Task requirements: Find the lines with "WATER" in them and copy them out.

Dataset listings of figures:
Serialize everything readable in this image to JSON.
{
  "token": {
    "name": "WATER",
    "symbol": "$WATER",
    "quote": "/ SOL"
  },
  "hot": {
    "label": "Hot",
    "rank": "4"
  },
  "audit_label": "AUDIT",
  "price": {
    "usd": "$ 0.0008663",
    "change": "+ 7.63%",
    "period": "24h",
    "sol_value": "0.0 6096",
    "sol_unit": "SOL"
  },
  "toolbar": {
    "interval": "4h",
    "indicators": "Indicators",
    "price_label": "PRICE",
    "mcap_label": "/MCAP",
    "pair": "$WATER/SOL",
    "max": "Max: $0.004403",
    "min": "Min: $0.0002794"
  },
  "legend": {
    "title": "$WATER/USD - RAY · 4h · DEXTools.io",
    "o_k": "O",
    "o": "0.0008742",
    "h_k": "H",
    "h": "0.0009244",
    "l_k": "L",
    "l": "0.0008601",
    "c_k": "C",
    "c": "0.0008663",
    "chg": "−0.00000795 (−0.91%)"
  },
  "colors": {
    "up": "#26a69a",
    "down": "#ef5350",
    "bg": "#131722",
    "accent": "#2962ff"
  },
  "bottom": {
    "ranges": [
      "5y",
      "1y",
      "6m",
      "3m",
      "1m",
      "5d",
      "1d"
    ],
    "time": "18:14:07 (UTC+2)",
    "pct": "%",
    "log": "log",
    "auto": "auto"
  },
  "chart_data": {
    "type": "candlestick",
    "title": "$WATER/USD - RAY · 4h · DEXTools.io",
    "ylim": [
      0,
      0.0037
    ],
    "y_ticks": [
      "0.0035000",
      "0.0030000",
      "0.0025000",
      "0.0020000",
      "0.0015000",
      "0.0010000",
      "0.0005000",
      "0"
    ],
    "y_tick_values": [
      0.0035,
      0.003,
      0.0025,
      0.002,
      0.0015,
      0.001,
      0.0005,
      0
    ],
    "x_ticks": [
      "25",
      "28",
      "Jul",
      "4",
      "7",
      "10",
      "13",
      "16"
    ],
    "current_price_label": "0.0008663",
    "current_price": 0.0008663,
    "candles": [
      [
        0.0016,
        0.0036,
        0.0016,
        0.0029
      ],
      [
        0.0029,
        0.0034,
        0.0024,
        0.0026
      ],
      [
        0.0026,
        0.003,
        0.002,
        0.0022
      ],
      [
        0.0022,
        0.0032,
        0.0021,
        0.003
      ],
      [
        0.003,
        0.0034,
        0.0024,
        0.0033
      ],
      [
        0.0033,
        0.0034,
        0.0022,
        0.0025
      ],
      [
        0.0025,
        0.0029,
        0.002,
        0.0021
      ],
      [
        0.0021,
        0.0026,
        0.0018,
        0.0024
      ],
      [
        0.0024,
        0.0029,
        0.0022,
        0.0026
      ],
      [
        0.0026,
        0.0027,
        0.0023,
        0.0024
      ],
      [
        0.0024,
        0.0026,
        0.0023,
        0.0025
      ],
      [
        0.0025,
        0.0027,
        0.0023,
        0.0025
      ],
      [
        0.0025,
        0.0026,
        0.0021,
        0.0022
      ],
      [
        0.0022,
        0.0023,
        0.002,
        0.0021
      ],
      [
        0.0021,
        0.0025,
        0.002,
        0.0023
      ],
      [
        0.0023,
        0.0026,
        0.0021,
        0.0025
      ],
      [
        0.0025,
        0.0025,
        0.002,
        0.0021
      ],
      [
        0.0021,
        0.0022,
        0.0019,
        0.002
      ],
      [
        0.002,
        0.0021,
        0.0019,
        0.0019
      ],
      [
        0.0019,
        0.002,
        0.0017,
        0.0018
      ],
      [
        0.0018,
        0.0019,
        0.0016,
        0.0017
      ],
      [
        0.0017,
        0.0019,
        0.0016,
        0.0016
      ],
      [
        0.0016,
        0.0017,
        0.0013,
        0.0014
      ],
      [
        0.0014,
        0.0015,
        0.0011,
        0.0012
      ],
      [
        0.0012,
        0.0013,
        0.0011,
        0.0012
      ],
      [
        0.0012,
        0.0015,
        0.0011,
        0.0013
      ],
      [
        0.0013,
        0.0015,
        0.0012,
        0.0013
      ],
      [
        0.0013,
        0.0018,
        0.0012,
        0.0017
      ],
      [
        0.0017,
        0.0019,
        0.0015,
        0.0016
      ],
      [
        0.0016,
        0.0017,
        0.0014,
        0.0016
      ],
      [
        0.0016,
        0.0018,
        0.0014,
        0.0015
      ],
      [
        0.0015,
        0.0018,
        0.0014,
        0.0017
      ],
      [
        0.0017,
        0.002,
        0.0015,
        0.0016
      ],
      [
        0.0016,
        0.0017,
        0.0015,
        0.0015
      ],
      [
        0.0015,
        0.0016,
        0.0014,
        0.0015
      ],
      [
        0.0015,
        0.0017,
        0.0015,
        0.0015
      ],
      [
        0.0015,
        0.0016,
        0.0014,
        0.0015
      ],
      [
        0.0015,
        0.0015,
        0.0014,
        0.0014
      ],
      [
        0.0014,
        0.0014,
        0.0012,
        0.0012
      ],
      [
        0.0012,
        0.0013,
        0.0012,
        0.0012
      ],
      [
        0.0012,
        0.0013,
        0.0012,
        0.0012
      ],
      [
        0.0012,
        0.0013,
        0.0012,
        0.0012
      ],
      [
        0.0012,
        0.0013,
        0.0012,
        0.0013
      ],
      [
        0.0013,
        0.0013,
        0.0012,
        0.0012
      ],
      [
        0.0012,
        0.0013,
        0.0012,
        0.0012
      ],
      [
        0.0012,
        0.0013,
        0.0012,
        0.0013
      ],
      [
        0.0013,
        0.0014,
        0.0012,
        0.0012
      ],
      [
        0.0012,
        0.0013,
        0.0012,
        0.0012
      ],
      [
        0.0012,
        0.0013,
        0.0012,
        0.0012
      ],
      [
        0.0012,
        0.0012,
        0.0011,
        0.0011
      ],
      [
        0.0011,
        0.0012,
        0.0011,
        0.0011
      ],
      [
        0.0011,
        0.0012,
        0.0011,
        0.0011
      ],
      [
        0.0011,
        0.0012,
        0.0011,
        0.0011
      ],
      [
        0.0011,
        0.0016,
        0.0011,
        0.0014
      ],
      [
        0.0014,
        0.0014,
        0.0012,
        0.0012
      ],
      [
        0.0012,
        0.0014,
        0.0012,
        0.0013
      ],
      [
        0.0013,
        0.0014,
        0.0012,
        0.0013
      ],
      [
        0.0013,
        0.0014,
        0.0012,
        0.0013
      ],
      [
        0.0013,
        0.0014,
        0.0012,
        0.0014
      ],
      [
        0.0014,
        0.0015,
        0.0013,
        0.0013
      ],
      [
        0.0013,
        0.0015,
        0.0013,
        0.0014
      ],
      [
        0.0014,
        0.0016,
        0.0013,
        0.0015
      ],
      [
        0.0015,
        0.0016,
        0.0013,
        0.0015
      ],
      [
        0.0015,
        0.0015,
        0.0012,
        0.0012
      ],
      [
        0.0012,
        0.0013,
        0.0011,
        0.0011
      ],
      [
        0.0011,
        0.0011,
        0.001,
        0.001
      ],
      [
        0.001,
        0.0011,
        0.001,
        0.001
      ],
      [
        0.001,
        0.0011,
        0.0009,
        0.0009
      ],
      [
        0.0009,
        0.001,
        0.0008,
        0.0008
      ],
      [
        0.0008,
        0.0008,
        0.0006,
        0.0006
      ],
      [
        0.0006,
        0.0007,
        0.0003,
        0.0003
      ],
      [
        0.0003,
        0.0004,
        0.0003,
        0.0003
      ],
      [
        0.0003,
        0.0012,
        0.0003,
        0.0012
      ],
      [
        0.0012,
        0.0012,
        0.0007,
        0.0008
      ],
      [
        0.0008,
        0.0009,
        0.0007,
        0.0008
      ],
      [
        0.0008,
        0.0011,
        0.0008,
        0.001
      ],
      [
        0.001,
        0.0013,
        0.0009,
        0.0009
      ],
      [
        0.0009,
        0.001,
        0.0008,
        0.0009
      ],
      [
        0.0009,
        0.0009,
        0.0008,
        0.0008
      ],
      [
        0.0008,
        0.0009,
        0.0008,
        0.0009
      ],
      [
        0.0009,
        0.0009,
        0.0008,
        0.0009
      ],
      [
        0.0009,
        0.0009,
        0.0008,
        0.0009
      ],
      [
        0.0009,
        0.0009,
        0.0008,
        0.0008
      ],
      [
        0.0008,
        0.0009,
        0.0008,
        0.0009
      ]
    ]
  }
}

Reply:
    "name": "WATER",
    "symbol": "$WATER",
    "pair": "$WATER/SOL",
    "title": "$WATER/USD - RAY · 4h · DEXTools.io",
    "title": "$WATER/USD - RAY · 4h · DEXTools.io",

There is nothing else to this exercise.